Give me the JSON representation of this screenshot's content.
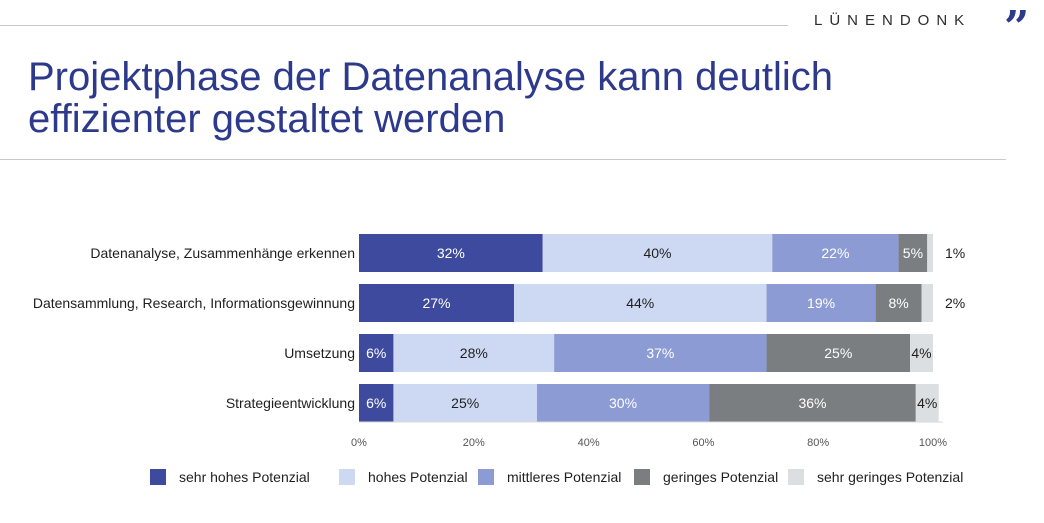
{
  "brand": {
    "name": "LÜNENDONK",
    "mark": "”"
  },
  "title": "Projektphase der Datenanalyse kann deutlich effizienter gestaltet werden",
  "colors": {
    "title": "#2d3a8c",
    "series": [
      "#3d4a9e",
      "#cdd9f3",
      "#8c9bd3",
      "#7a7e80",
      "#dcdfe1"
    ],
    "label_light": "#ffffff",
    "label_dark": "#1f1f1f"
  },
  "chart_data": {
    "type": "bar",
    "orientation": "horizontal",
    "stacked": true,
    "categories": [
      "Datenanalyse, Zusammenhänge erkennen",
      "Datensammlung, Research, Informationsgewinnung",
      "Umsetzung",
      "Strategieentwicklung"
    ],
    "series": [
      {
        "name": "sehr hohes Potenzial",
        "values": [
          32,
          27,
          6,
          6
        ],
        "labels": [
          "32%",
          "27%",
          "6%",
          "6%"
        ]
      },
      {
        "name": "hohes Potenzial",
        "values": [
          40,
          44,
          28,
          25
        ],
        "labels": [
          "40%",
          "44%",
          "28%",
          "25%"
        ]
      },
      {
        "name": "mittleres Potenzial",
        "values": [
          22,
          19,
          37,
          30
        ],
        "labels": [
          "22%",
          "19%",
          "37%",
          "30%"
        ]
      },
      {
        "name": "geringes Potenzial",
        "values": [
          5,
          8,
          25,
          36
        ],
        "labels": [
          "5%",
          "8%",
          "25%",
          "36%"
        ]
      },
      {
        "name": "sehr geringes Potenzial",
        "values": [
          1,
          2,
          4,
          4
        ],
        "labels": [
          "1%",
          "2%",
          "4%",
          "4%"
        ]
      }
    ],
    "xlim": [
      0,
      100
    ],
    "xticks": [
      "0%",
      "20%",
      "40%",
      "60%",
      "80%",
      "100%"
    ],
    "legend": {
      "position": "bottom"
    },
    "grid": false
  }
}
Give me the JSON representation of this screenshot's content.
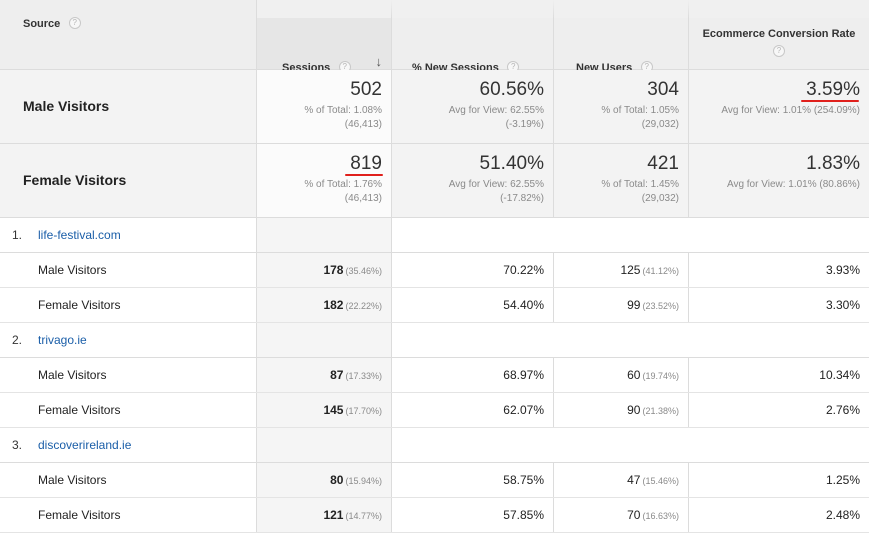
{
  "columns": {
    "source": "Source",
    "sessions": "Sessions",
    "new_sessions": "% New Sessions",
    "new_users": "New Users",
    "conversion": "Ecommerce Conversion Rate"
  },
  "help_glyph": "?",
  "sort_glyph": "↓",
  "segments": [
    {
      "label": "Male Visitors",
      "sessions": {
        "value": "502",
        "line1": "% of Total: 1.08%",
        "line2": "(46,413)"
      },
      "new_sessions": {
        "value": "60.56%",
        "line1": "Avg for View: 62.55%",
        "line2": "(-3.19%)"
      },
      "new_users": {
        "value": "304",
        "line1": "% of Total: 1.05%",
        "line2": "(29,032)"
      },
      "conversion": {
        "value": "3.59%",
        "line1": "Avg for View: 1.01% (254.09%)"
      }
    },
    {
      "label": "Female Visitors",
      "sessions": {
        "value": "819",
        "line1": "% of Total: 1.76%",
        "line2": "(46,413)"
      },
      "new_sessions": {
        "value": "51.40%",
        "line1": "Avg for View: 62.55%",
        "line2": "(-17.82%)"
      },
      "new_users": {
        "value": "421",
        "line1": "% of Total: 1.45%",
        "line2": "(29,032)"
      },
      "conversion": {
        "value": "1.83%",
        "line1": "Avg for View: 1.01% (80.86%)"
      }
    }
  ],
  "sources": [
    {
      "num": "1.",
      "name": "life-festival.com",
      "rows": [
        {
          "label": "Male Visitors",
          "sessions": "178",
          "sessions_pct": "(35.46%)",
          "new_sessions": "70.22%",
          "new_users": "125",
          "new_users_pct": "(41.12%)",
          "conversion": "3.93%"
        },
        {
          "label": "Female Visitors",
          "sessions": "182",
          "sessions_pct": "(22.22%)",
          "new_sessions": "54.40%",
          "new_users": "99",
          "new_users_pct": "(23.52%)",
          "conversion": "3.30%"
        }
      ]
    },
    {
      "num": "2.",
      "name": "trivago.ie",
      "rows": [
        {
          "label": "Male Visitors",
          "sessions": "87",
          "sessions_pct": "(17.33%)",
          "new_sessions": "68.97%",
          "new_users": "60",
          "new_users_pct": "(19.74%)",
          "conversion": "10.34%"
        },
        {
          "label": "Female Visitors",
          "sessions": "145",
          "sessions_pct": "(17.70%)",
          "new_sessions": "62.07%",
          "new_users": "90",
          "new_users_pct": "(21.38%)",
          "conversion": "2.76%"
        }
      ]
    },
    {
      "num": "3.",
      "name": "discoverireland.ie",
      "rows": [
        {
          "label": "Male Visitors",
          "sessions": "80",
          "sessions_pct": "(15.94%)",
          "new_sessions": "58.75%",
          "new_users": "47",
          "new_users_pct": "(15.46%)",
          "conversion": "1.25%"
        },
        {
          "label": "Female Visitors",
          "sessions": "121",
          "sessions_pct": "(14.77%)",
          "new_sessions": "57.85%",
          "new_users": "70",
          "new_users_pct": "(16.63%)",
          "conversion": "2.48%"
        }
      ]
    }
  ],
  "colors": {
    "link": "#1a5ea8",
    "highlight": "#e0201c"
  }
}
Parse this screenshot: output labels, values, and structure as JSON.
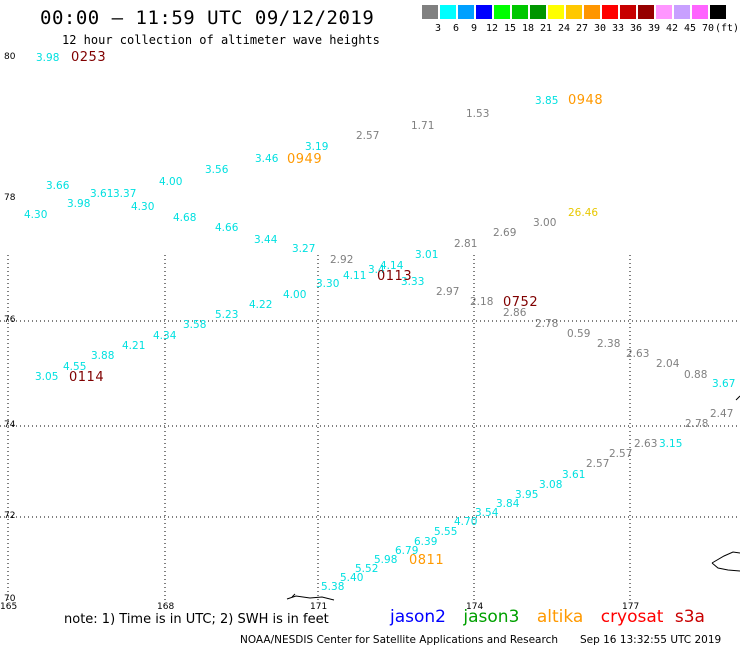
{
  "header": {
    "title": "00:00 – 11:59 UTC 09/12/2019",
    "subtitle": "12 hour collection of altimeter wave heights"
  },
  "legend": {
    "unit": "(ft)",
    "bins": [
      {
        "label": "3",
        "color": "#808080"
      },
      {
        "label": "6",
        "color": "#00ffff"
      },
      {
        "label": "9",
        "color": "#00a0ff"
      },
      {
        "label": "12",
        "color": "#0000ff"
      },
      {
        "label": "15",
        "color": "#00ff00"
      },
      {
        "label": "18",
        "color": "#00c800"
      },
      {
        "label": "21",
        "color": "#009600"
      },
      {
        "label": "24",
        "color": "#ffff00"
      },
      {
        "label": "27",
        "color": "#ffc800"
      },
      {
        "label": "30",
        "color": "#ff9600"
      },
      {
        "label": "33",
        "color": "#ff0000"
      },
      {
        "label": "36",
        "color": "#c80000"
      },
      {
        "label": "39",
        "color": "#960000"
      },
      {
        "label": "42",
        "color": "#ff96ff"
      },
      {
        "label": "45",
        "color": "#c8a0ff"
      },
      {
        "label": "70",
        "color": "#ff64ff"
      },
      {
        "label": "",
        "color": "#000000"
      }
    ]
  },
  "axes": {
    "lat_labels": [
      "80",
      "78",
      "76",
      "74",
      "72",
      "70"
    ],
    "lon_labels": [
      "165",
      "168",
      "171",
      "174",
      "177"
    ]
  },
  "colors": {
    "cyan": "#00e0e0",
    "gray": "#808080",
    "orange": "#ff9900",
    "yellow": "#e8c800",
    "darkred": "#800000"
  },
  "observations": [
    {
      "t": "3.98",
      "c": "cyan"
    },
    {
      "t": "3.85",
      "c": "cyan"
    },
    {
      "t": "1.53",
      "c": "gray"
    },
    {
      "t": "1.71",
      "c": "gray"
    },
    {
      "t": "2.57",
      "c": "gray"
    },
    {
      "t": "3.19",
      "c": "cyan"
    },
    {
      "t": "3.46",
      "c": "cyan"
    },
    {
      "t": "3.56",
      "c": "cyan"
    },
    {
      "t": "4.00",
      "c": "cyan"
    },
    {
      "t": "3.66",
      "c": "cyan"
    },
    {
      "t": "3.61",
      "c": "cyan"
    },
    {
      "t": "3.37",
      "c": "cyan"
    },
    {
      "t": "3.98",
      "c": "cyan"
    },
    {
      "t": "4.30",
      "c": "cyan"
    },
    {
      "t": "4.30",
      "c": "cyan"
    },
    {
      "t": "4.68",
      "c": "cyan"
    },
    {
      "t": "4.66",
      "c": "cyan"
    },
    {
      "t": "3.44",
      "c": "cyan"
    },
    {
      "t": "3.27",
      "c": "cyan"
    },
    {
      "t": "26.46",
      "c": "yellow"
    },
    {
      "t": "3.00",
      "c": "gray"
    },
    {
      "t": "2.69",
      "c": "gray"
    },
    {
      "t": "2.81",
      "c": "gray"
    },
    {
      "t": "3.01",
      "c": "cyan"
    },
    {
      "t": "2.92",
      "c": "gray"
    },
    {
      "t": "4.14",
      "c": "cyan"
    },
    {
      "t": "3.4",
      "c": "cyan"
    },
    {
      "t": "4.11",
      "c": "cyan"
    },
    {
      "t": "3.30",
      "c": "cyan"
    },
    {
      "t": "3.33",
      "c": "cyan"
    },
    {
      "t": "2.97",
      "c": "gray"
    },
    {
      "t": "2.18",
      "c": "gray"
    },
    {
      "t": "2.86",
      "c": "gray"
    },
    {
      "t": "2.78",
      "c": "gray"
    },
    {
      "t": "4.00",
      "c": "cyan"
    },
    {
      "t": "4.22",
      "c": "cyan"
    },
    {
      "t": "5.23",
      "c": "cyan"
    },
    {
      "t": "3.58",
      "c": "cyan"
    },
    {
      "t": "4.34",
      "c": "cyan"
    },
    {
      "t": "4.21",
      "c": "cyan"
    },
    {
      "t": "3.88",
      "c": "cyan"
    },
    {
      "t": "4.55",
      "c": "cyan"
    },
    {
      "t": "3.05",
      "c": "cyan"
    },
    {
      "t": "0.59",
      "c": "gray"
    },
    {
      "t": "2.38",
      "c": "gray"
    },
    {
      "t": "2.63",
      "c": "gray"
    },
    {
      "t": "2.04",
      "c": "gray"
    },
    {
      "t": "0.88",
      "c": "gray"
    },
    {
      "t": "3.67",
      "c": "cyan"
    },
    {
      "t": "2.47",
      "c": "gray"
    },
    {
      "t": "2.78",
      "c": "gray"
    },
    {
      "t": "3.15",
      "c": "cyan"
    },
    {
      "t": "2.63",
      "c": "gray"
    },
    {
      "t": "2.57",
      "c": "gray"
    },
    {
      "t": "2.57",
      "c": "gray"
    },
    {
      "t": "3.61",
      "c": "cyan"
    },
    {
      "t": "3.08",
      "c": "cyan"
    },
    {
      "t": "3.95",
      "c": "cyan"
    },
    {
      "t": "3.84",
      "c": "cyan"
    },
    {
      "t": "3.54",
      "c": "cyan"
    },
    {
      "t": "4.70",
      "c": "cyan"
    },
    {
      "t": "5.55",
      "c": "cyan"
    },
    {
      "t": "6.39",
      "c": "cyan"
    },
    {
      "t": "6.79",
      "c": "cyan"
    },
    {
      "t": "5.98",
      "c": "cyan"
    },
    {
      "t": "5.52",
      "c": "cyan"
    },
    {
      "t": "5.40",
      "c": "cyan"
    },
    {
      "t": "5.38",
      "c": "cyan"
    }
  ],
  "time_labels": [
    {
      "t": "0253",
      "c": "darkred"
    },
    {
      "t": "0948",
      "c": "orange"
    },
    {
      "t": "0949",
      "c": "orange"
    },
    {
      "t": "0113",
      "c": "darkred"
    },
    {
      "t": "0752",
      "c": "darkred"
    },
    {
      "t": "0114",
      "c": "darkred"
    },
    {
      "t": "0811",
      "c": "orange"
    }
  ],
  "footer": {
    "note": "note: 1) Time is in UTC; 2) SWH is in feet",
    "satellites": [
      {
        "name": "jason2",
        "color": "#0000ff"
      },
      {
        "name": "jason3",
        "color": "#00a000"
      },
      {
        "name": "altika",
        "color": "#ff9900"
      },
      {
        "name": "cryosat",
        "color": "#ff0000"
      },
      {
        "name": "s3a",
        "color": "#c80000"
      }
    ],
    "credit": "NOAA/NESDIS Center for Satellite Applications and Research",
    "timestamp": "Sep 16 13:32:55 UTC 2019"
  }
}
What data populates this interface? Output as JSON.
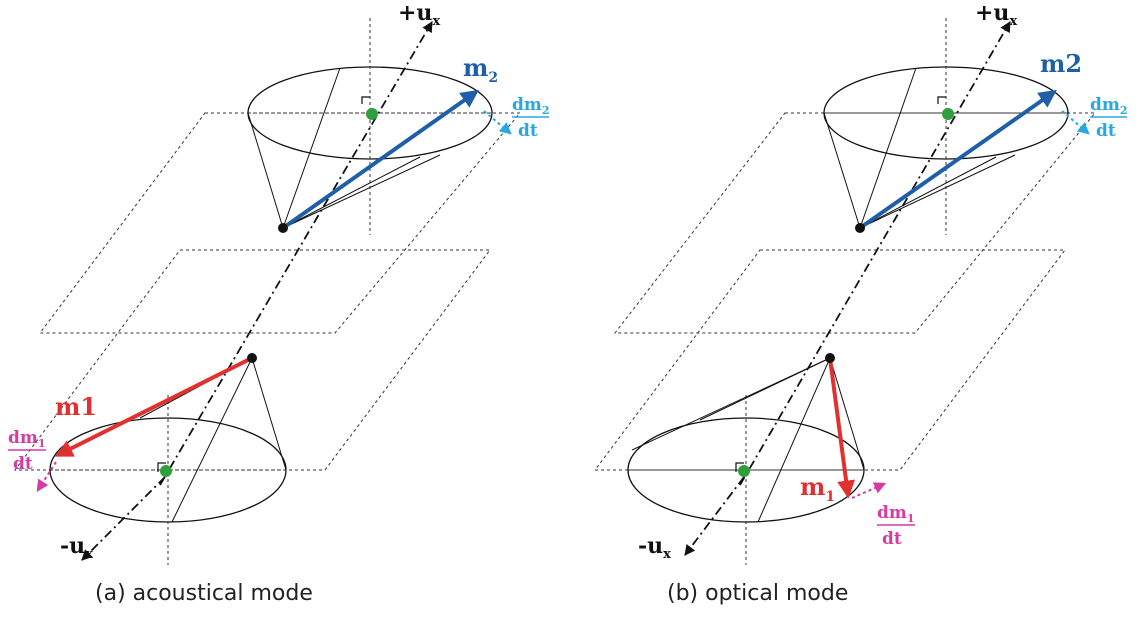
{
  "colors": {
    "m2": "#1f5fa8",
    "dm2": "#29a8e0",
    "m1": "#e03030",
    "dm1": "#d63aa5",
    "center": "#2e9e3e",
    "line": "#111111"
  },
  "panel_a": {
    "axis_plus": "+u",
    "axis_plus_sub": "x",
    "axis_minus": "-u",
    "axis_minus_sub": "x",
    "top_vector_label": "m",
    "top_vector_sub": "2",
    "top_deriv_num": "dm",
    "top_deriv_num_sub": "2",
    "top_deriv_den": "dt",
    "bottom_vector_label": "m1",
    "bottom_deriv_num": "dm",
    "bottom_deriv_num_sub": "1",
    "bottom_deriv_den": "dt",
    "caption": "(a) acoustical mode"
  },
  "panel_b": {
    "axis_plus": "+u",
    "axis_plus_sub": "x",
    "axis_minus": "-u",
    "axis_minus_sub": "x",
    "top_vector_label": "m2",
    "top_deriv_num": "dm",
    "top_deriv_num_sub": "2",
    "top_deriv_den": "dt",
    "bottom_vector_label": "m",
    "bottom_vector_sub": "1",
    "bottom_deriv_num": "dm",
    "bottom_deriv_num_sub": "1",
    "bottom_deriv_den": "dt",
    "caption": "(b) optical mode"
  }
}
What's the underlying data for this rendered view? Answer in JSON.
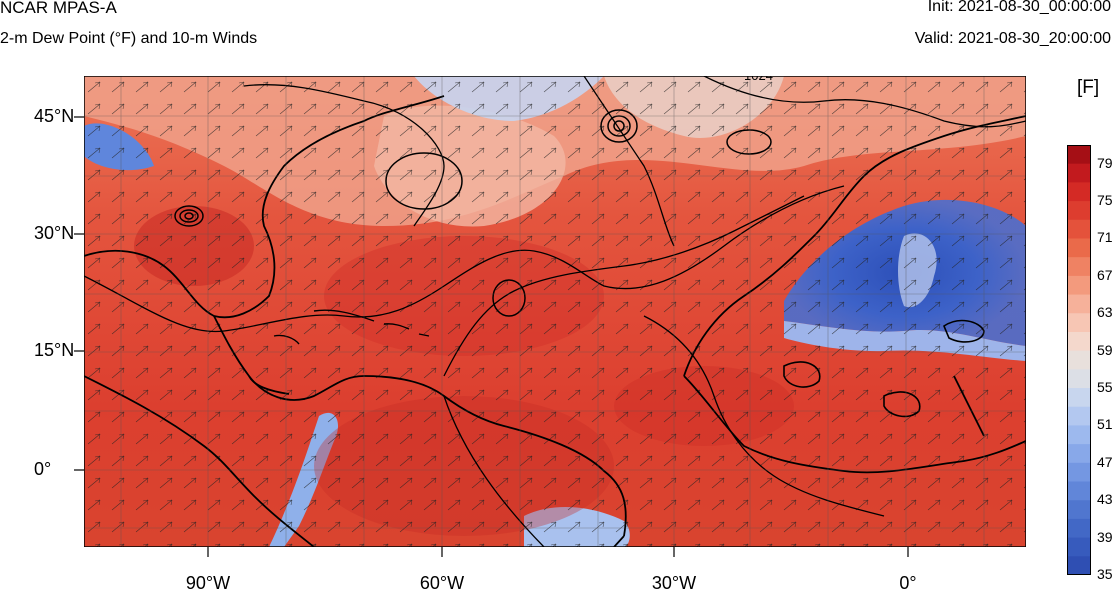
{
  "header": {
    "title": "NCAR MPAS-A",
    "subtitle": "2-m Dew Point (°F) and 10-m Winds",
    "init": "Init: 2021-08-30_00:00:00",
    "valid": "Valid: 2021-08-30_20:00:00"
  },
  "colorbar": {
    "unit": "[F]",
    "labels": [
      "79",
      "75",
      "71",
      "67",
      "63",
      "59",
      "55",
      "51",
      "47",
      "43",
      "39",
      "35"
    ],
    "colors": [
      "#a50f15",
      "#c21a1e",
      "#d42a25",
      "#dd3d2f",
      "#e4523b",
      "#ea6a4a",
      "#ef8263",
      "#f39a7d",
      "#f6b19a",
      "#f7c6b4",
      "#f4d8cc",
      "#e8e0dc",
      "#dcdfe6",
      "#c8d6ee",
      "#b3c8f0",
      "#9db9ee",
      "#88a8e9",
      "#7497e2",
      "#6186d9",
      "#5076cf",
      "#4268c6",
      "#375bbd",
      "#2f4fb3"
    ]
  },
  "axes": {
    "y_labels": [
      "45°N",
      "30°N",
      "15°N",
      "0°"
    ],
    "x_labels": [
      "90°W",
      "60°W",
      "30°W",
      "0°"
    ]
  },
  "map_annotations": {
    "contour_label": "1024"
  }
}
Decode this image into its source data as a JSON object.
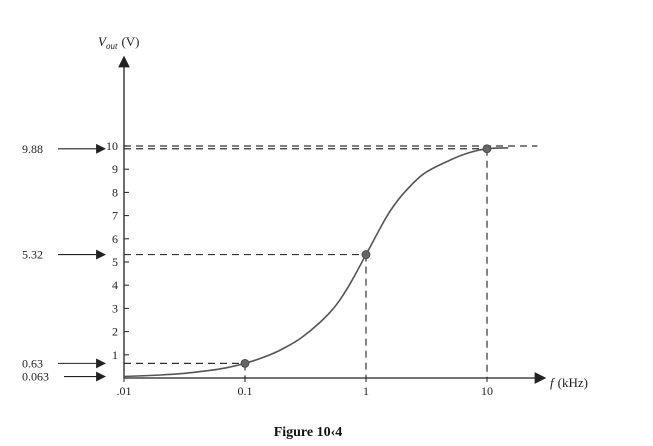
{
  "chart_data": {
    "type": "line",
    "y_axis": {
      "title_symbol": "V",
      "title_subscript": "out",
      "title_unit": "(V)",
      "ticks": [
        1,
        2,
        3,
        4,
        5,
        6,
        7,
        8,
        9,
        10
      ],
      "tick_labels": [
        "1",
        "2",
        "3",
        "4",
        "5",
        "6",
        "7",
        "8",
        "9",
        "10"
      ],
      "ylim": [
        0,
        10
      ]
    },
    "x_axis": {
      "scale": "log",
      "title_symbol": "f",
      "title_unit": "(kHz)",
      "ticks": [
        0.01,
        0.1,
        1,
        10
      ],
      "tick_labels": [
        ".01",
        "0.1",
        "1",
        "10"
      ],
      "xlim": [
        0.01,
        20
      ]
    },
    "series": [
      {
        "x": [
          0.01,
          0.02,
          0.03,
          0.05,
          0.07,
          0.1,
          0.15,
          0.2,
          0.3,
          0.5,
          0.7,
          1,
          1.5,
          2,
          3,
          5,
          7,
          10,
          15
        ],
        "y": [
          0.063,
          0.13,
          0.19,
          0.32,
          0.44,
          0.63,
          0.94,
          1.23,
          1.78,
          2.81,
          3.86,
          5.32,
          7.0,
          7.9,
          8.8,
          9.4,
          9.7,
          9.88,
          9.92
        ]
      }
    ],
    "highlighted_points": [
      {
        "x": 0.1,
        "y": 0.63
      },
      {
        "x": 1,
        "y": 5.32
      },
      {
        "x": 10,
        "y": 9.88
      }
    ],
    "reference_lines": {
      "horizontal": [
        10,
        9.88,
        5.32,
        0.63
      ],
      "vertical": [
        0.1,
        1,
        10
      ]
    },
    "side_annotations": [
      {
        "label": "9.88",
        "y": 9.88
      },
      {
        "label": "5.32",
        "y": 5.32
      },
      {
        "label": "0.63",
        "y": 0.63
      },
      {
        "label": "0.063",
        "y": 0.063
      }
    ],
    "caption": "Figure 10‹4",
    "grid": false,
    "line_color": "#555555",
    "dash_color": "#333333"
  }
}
= = = =
Scan the lines for the string "What". Copy out each line that matches.

- Completed task
What data populates this interface? Output as JSON.
What's the underlying data for this rendered view? Answer in JSON.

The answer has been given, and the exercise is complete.